[start]

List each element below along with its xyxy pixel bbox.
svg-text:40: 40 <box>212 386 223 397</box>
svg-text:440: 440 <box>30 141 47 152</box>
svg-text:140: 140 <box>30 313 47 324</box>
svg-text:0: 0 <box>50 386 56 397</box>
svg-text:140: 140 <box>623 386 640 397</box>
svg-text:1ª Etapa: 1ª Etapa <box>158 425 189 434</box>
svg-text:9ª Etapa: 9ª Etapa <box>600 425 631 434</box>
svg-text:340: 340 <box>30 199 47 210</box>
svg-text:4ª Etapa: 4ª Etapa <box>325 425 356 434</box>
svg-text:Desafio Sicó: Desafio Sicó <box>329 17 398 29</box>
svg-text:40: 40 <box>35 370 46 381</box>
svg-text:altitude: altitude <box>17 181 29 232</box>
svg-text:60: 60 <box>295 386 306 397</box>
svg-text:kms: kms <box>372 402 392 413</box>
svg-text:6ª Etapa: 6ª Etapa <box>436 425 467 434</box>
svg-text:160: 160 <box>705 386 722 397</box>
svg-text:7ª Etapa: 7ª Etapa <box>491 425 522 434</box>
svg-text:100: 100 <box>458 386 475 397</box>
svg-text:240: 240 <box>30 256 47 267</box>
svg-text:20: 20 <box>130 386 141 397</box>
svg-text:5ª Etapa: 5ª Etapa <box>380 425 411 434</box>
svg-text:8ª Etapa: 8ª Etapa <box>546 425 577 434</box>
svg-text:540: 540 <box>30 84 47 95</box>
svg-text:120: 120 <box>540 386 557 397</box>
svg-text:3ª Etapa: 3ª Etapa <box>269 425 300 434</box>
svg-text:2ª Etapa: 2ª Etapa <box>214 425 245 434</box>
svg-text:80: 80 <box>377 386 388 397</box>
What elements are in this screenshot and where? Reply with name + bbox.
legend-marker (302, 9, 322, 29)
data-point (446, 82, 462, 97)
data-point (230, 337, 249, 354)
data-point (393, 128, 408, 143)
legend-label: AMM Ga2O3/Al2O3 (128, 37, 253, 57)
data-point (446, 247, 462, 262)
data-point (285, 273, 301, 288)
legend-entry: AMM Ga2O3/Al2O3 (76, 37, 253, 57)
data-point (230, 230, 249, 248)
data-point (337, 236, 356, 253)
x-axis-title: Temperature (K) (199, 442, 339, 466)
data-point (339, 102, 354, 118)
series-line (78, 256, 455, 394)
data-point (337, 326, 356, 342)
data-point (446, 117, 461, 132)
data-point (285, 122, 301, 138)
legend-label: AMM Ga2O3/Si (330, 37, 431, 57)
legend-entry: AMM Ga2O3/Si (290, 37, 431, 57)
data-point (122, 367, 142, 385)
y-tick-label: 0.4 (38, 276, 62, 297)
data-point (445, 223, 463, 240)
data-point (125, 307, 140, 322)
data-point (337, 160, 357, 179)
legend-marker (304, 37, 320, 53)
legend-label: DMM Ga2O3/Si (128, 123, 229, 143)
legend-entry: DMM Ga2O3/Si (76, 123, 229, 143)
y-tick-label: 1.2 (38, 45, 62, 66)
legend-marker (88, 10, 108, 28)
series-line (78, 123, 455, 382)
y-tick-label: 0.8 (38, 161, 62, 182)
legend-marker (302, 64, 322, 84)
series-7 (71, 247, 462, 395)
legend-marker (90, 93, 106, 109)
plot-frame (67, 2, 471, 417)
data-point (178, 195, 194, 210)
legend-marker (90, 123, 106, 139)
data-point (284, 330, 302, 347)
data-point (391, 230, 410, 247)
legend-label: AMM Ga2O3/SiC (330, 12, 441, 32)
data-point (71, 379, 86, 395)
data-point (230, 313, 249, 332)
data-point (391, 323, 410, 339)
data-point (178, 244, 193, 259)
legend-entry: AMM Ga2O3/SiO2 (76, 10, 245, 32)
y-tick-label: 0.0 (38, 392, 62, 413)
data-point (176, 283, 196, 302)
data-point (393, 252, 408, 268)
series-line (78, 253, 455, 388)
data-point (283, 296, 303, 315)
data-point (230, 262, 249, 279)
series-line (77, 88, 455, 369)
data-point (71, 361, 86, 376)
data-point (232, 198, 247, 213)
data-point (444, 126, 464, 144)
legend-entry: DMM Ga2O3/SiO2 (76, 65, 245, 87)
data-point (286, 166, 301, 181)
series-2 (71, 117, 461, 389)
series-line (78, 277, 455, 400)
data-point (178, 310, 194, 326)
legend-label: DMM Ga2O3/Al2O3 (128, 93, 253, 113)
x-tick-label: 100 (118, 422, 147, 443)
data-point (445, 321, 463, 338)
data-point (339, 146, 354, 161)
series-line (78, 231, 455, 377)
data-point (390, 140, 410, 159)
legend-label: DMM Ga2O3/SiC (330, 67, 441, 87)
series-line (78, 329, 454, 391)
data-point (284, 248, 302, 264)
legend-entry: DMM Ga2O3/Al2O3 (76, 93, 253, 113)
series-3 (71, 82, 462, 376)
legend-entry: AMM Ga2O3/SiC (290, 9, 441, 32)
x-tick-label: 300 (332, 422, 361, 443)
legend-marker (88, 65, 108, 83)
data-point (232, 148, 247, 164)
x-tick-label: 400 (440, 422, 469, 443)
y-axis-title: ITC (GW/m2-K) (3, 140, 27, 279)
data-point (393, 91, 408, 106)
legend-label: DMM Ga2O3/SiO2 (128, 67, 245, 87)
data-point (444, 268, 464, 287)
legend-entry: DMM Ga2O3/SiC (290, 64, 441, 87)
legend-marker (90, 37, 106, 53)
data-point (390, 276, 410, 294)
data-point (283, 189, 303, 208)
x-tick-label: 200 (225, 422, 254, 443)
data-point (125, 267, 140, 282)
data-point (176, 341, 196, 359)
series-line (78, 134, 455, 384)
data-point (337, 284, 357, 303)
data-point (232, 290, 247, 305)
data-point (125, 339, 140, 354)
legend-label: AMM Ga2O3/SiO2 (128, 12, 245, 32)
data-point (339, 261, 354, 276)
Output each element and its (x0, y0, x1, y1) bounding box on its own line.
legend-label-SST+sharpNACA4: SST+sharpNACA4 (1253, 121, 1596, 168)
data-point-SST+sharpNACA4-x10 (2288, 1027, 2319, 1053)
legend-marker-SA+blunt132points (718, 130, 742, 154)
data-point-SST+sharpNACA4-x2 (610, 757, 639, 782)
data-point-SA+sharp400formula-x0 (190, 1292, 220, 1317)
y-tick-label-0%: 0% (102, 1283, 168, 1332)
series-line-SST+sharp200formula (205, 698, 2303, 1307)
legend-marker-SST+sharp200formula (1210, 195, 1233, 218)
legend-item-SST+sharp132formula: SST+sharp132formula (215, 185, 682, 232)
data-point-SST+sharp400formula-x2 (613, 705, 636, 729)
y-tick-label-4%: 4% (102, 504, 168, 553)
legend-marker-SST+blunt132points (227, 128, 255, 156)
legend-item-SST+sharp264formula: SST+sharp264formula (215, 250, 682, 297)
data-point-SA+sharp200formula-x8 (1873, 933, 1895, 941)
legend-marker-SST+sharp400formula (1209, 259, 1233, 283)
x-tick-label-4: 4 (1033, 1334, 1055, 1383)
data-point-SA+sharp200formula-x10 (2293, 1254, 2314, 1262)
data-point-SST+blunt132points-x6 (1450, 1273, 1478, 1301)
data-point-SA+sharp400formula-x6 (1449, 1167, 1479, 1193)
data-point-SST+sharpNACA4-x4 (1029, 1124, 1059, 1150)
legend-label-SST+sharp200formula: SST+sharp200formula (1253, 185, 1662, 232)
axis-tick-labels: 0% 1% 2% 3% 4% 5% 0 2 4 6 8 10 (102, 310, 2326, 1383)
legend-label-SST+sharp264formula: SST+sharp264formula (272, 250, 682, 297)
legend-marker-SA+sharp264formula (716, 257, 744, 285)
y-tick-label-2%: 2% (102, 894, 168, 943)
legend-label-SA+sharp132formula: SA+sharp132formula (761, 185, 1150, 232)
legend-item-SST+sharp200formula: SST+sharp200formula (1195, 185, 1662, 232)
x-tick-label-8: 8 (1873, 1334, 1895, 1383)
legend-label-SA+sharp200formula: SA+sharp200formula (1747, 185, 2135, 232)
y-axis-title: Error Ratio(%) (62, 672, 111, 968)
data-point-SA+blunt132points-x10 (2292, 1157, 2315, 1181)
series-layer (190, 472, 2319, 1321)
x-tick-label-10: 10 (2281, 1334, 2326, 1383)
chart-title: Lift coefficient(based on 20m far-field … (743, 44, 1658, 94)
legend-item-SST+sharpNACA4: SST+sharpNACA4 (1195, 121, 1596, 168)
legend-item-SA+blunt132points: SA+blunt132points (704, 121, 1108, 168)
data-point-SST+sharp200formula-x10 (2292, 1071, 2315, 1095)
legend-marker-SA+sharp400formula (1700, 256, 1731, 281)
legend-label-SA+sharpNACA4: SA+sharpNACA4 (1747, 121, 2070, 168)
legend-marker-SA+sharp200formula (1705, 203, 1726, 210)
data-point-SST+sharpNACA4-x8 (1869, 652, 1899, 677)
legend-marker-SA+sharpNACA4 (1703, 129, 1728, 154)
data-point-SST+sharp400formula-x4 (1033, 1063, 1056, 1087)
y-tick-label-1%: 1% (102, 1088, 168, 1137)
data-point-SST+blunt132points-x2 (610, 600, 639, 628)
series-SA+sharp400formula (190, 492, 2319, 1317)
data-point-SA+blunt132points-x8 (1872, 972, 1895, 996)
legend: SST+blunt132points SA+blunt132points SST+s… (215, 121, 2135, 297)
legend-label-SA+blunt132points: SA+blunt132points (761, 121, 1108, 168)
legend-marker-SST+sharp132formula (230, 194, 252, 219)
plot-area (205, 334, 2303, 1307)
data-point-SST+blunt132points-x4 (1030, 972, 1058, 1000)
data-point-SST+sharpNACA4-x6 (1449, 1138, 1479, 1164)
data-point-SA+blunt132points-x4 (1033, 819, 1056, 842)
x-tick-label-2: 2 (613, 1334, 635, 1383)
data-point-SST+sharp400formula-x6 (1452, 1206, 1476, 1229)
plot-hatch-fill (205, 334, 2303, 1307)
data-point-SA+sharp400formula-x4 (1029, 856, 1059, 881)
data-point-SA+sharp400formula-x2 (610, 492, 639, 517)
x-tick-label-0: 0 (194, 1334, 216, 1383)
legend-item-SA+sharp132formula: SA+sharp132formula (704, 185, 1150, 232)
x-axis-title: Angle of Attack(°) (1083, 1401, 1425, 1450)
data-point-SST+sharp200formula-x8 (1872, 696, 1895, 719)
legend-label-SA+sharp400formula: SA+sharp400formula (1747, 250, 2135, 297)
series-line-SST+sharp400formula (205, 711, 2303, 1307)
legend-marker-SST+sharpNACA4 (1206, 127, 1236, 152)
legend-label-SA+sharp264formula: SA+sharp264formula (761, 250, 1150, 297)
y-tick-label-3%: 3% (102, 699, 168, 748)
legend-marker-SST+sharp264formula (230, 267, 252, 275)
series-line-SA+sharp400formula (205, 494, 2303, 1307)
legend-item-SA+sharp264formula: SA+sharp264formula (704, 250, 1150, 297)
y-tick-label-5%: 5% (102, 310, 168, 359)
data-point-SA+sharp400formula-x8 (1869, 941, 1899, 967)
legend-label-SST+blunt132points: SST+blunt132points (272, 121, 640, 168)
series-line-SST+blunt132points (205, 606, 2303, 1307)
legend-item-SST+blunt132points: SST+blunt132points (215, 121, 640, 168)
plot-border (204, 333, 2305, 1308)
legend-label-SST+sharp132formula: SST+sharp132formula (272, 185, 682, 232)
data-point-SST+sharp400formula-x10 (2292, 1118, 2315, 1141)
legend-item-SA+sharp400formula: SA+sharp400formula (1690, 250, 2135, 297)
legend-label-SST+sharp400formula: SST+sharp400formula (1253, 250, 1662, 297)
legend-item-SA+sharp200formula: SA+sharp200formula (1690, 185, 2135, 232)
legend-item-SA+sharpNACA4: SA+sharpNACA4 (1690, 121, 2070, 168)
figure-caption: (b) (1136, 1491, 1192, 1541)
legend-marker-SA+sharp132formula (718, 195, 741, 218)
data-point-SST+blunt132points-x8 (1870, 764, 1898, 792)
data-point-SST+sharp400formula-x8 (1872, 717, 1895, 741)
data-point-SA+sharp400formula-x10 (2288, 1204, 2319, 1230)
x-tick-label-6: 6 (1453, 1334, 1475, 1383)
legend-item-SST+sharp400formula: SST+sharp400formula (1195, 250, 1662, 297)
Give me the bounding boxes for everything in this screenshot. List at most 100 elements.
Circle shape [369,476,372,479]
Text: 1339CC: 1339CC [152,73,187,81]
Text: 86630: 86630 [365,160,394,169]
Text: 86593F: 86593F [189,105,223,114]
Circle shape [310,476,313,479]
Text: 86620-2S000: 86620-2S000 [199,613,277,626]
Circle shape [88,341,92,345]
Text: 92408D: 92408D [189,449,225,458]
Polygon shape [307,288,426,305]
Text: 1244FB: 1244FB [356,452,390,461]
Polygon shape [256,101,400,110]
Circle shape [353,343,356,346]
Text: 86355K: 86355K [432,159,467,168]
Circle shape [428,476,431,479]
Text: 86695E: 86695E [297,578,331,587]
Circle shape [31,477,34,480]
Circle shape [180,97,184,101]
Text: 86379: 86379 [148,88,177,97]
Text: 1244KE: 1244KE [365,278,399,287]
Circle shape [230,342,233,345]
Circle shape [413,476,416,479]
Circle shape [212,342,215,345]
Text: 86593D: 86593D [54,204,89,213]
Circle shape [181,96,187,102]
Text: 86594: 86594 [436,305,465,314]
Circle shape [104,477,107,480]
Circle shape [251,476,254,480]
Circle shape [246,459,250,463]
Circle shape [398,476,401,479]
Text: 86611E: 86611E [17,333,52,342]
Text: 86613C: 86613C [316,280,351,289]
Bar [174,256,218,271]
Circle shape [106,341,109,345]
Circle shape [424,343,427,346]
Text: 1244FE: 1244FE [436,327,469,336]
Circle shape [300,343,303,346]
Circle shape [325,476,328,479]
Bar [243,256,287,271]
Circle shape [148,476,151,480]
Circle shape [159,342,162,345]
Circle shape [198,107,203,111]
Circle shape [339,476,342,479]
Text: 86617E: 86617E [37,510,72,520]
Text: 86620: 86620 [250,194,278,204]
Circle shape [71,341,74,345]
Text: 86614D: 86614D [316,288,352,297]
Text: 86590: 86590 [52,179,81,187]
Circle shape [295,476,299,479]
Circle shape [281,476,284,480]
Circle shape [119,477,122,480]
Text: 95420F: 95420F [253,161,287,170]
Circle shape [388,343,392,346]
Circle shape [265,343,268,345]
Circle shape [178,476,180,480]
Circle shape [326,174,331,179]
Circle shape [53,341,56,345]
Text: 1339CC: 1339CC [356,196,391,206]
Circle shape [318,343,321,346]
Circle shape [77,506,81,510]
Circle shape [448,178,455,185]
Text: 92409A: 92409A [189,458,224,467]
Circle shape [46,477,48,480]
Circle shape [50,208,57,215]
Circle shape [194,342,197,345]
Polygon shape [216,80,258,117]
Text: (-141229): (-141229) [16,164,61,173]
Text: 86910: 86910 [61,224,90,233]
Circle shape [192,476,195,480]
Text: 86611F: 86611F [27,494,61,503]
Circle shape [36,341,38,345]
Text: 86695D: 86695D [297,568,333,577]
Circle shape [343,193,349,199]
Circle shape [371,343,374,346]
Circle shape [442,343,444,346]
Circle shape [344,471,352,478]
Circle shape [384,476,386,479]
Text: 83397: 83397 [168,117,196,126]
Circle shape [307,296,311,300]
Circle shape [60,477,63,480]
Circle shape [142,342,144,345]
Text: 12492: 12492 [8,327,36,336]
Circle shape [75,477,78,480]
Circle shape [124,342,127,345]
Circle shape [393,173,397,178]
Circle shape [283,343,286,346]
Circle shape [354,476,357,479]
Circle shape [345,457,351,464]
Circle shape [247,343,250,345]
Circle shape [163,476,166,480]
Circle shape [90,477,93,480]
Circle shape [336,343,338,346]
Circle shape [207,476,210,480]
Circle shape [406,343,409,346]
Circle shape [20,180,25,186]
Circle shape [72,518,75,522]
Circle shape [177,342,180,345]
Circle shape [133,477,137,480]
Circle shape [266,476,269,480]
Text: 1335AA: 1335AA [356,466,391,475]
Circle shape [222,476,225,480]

[end]

Aim of the exercise |
Locate every line in the data above that contains the string "item", and copy each of those lines in full.

Exercise answer |
legend-item-SST+sharp132formula: SST+sharp132formula (215, 185, 682, 232)
legend-item-SST+sharp264formula: SST+sharp264formula (215, 250, 682, 297)
legend-item-SST+sharp200formula: SST+sharp200formula (1195, 185, 1662, 232)
legend-item-SST+sharpNACA4: SST+sharpNACA4 (1195, 121, 1596, 168)
legend-item-SA+blunt132points: SA+blunt132points (704, 121, 1108, 168)
legend-item-SA+sharp132formula: SA+sharp132formula (704, 185, 1150, 232)
legend-item-SA+sharp264formula: SA+sharp264formula (704, 250, 1150, 297)
legend-item-SST+blunt132points: SST+blunt132points (215, 121, 640, 168)
legend-item-SA+sharp400formula: SA+sharp400formula (1690, 250, 2135, 297)
legend-item-SA+sharp200formula: SA+sharp200formula (1690, 185, 2135, 232)
legend-item-SA+sharpNACA4: SA+sharpNACA4 (1690, 121, 2070, 168)
legend-item-SST+sharp400formula: SST+sharp400formula (1195, 250, 1662, 297)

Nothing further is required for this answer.